* Structured figure records

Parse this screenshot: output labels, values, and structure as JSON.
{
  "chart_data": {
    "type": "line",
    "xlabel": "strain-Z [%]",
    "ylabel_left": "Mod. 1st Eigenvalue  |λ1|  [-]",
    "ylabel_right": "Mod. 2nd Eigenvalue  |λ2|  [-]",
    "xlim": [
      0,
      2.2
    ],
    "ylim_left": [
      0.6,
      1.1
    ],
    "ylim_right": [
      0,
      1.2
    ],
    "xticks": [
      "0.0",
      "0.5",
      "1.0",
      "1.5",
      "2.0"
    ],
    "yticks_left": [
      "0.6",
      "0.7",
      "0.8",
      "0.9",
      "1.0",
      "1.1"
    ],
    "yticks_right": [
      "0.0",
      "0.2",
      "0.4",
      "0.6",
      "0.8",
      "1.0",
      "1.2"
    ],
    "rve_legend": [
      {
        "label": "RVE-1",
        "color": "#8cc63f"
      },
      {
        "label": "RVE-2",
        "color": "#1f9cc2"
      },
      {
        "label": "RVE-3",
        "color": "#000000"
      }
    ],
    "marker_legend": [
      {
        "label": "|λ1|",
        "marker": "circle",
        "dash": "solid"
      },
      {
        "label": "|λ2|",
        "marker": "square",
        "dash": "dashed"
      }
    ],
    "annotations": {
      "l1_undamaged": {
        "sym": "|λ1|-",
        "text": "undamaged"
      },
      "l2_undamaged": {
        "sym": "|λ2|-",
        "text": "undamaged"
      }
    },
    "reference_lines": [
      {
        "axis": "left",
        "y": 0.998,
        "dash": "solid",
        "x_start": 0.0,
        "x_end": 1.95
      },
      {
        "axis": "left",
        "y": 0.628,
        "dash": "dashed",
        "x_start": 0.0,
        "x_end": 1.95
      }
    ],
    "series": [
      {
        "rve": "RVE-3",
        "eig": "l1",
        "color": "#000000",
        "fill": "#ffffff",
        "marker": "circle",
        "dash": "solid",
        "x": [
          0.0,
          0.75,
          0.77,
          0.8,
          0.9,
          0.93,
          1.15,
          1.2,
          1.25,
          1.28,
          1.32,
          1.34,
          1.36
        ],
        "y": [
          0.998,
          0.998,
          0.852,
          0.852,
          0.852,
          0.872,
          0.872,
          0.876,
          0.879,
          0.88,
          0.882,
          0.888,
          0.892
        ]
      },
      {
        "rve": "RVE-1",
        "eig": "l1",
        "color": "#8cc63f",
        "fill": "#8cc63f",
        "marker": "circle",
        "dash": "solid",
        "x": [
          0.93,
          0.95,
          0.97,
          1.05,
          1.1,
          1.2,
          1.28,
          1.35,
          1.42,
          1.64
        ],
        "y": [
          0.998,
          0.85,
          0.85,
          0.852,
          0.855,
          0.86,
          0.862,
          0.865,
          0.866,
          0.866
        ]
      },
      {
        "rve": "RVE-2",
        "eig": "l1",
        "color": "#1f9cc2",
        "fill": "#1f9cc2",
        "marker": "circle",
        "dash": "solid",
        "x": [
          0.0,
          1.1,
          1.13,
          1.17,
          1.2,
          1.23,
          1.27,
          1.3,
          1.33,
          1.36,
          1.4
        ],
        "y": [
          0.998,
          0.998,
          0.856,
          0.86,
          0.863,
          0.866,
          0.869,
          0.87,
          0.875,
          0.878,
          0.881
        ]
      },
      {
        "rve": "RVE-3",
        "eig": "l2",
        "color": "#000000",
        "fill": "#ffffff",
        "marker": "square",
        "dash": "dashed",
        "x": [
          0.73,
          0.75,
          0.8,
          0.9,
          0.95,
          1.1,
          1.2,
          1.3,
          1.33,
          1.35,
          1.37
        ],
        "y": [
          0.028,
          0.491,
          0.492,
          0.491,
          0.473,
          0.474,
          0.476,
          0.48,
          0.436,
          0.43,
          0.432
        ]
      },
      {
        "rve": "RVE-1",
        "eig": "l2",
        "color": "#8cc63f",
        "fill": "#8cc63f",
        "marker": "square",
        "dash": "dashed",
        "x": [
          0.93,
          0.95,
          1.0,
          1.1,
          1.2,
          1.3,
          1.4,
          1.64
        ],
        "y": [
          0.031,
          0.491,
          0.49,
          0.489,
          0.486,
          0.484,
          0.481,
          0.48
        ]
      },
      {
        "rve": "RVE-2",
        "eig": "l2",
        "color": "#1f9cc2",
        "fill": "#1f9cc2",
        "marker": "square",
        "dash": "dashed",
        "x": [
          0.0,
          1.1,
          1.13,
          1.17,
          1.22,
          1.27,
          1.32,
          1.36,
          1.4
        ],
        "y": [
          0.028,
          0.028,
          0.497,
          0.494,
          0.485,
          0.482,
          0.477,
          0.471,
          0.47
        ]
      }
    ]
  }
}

* EXERCISE OBJECTIVE
Return the whole listing exactly.

* WRITTEN REPLY
Parse this screenshot: output labels, values, and structure as JSON.
{
  "chart_data": {
    "type": "line",
    "xlabel": "strain-Z [%]",
    "ylabel_left": "Mod. 1st Eigenvalue  |λ1|  [-]",
    "ylabel_right": "Mod. 2nd Eigenvalue  |λ2|  [-]",
    "xlim": [
      0,
      2.2
    ],
    "ylim_left": [
      0.6,
      1.1
    ],
    "ylim_right": [
      0,
      1.2
    ],
    "xticks": [
      "0.0",
      "0.5",
      "1.0",
      "1.5",
      "2.0"
    ],
    "yticks_left": [
      "0.6",
      "0.7",
      "0.8",
      "0.9",
      "1.0",
      "1.1"
    ],
    "yticks_right": [
      "0.0",
      "0.2",
      "0.4",
      "0.6",
      "0.8",
      "1.0",
      "1.2"
    ],
    "rve_legend": [
      {
        "label": "RVE-1",
        "color": "#8cc63f"
      },
      {
        "label": "RVE-2",
        "color": "#1f9cc2"
      },
      {
        "label": "RVE-3",
        "color": "#000000"
      }
    ],
    "marker_legend": [
      {
        "label": "|λ1|",
        "marker": "circle",
        "dash": "solid"
      },
      {
        "label": "|λ2|",
        "marker": "square",
        "dash": "dashed"
      }
    ],
    "annotations": {
      "l1_undamaged": {
        "sym": "|λ1|-",
        "text": "undamaged"
      },
      "l2_undamaged": {
        "sym": "|λ2|-",
        "text": "undamaged"
      }
    },
    "reference_lines": [
      {
        "axis": "left",
        "y": 0.998,
        "dash": "solid",
        "x_start": 0.0,
        "x_end": 1.95
      },
      {
        "axis": "left",
        "y": 0.628,
        "dash": "dashed",
        "x_start": 0.0,
        "x_end": 1.95
      }
    ],
    "series": [
      {
        "rve": "RVE-3",
        "eig": "l1",
        "color": "#000000",
        "fill": "#ffffff",
        "marker": "circle",
        "dash": "solid",
        "x": [
          0.0,
          0.75,
          0.77,
          0.8,
          0.9,
          0.93,
          1.15,
          1.2,
          1.25,
          1.28,
          1.32,
          1.34,
          1.36
        ],
        "y": [
          0.998,
          0.998,
          0.852,
          0.852,
          0.852,
          0.872,
          0.872,
          0.876,
          0.879,
          0.88,
          0.882,
          0.888,
          0.892
        ]
      },
      {
        "rve": "RVE-1",
        "eig": "l1",
        "color": "#8cc63f",
        "fill": "#8cc63f",
        "marker": "circle",
        "dash": "solid",
        "x": [
          0.93,
          0.95,
          0.97,
          1.05,
          1.1,
          1.2,
          1.28,
          1.35,
          1.42,
          1.64
        ],
        "y": [
          0.998,
          0.85,
          0.85,
          0.852,
          0.855,
          0.86,
          0.862,
          0.865,
          0.866,
          0.866
        ]
      },
      {
        "rve": "RVE-2",
        "eig": "l1",
        "color": "#1f9cc2",
        "fill": "#1f9cc2",
        "marker": "circle",
        "dash": "solid",
        "x": [
          0.0,
          1.1,
          1.13,
          1.17,
          1.2,
          1.23,
          1.27,
          1.3,
          1.33,
          1.36,
          1.4
        ],
        "y": [
          0.998,
          0.998,
          0.856,
          0.86,
          0.863,
          0.866,
          0.869,
          0.87,
          0.875,
          0.878,
          0.881
        ]
      },
      {
        "rve": "RVE-3",
        "eig": "l2",
        "color": "#000000",
        "fill": "#ffffff",
        "marker": "square",
        "dash": "dashed",
        "x": [
          0.73,
          0.75,
          0.8,
          0.9,
          0.95,
          1.1,
          1.2,
          1.3,
          1.33,
          1.35,
          1.37
        ],
        "y": [
          0.028,
          0.491,
          0.492,
          0.491,
          0.473,
          0.474,
          0.476,
          0.48,
          0.436,
          0.43,
          0.432
        ]
      },
      {
        "rve": "RVE-1",
        "eig": "l2",
        "color": "#8cc63f",
        "fill": "#8cc63f",
        "marker": "square",
        "dash": "dashed",
        "x": [
          0.93,
          0.95,
          1.0,
          1.1,
          1.2,
          1.3,
          1.4,
          1.64
        ],
        "y": [
          0.031,
          0.491,
          0.49,
          0.489,
          0.486,
          0.484,
          0.481,
          0.48
        ]
      },
      {
        "rve": "RVE-2",
        "eig": "l2",
        "color": "#1f9cc2",
        "fill": "#1f9cc2",
        "marker": "square",
        "dash": "dashed",
        "x": [
          0.0,
          1.1,
          1.13,
          1.17,
          1.22,
          1.27,
          1.32,
          1.36,
          1.4
        ],
        "y": [
          0.028,
          0.028,
          0.497,
          0.494,
          0.485,
          0.482,
          0.477,
          0.471,
          0.47
        ]
      }
    ]
  }
}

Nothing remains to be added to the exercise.